[Items listed in a dataset]
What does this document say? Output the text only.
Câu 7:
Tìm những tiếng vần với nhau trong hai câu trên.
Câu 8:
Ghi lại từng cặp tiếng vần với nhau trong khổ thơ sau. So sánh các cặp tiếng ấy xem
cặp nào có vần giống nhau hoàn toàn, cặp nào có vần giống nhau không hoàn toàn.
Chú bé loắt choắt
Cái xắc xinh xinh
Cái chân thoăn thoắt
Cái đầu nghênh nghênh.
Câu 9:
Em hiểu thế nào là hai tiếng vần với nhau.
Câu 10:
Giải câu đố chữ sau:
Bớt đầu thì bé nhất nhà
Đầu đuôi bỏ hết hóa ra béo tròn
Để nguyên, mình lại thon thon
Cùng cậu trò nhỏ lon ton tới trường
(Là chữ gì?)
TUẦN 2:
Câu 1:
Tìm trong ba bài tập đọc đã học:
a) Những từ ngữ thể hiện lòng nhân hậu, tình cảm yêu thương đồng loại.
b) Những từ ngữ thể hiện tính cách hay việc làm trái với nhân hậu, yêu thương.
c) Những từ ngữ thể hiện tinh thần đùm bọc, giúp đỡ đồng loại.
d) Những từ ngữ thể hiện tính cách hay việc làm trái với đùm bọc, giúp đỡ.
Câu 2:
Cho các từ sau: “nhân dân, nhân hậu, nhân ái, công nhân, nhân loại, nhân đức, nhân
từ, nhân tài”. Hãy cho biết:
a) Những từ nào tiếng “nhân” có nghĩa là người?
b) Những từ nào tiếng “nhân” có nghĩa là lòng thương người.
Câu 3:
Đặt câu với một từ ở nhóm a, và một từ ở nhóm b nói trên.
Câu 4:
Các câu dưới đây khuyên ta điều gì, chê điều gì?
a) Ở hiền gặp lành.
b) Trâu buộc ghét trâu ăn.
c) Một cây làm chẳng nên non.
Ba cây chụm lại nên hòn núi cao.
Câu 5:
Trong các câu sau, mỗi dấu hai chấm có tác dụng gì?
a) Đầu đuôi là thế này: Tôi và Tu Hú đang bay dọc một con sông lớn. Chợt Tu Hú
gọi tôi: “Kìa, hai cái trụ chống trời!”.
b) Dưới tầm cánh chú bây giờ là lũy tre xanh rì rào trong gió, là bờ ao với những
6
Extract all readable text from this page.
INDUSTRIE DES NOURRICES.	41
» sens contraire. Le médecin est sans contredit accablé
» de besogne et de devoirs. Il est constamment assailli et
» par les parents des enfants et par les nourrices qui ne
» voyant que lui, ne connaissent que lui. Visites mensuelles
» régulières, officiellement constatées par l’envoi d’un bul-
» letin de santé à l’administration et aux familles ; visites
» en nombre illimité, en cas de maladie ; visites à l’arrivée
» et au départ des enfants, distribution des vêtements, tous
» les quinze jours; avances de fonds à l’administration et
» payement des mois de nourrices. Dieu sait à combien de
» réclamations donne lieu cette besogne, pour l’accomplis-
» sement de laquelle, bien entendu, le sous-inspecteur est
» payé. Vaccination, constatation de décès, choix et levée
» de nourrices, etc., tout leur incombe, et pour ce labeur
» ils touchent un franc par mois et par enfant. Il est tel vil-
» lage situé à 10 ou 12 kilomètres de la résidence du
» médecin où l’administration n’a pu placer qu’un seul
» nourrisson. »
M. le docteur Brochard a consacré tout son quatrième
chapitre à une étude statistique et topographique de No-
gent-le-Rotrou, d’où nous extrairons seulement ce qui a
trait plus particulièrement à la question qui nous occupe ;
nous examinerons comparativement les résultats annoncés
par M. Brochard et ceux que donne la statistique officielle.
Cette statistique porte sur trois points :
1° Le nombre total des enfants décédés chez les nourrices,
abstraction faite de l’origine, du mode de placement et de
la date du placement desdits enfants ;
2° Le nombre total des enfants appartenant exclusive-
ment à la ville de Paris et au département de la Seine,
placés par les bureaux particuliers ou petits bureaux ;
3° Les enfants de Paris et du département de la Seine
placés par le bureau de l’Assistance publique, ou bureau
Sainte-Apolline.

**Given request:**
Repeat only what runs from the line holding "Extract all readable text from this page." to the end of the data, keeping every line exactly as written, first and last included.

**Full output:**
Extract all readable text from this page.
INDUSTRIE DES NOURRICES.	41
» sens contraire. Le médecin est sans contredit accablé
» de besogne et de devoirs. Il est constamment assailli et
» par les parents des enfants et par les nourrices qui ne
» voyant que lui, ne connaissent que lui. Visites mensuelles
» régulières, officiellement constatées par l’envoi d’un bul-
» letin de santé à l’administration et aux familles ; visites
» en nombre illimité, en cas de maladie ; visites à l’arrivée
» et au départ des enfants, distribution des vêtements, tous
» les quinze jours; avances de fonds à l’administration et
» payement des mois de nourrices. Dieu sait à combien de
» réclamations donne lieu cette besogne, pour l’accomplis-
» sement de laquelle, bien entendu, le sous-inspecteur est
» payé. Vaccination, constatation de décès, choix et levée
» de nourrices, etc., tout leur incombe, et pour ce labeur
» ils touchent un franc par mois et par enfant. Il est tel vil-
» lage situé à 10 ou 12 kilomètres de la résidence du
» médecin où l’administration n’a pu placer qu’un seul
» nourrisson. »
M. le docteur Brochard a consacré tout son quatrième
chapitre à une étude statistique et topographique de No-
gent-le-Rotrou, d’où nous extrairons seulement ce qui a
trait plus particulièrement à la question qui nous occupe ;
nous examinerons comparativement les résultats annoncés
par M. Brochard et ceux que donne la statistique officielle.
Cette statistique porte sur trois points :
1° Le nombre total des enfants décédés chez les nourrices,
abstraction faite de l’origine, du mode de placement et de
la date du placement desdits enfants ;
2° Le nombre total des enfants appartenant exclusive-
ment à la ville de Paris et au département de la Seine,
placés par les bureaux particuliers ou petits bureaux ;
3° Les enfants de Paris et du département de la Seine
placés par le bureau de l’Assistance publique, ou bureau
Sainte-Apolline.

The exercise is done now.